__BRIEF__
Print the entries below word for word; the pictures stay out of your copy.
--- BEGIN DATASET RECORDS ---
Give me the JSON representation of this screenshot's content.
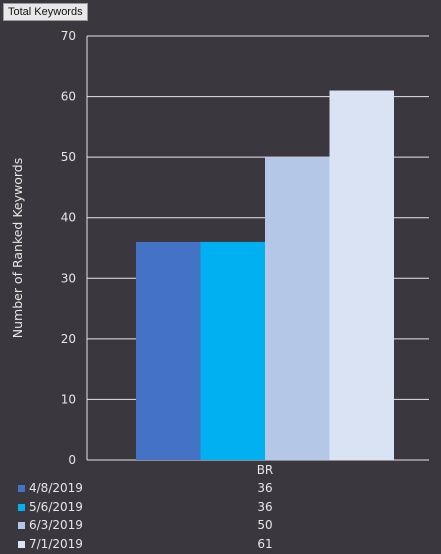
{
  "chart_data": {
    "type": "bar",
    "title": "Total Keywords",
    "ylabel": "Number of Ranked Keywords",
    "xlabel": "",
    "categories": [
      "BR"
    ],
    "ylim": [
      0,
      70
    ],
    "yticks": [
      0,
      10,
      20,
      30,
      40,
      50,
      60,
      70
    ],
    "grid": true,
    "legend_position": "bottom",
    "series": [
      {
        "name": "4/8/2019",
        "values": [
          36
        ],
        "color": "#4472c4"
      },
      {
        "name": "5/6/2019",
        "values": [
          36
        ],
        "color": "#00b0f0"
      },
      {
        "name": "6/3/2019",
        "values": [
          50
        ],
        "color": "#b4c7e7"
      },
      {
        "name": "7/1/2019",
        "values": [
          61
        ],
        "color": "#dae3f3"
      }
    ]
  }
}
--- END DATASET RECORDS ---
__COMPLETED TASK__
Give me the JSON representation of this screenshot's content.
{
  "chart_data": {
    "type": "bar",
    "title": "Total Keywords",
    "ylabel": "Number of Ranked Keywords",
    "xlabel": "",
    "categories": [
      "BR"
    ],
    "ylim": [
      0,
      70
    ],
    "yticks": [
      0,
      10,
      20,
      30,
      40,
      50,
      60,
      70
    ],
    "grid": true,
    "legend_position": "bottom",
    "series": [
      {
        "name": "4/8/2019",
        "values": [
          36
        ],
        "color": "#4472c4"
      },
      {
        "name": "5/6/2019",
        "values": [
          36
        ],
        "color": "#00b0f0"
      },
      {
        "name": "6/3/2019",
        "values": [
          50
        ],
        "color": "#b4c7e7"
      },
      {
        "name": "7/1/2019",
        "values": [
          61
        ],
        "color": "#dae3f3"
      }
    ]
  }
}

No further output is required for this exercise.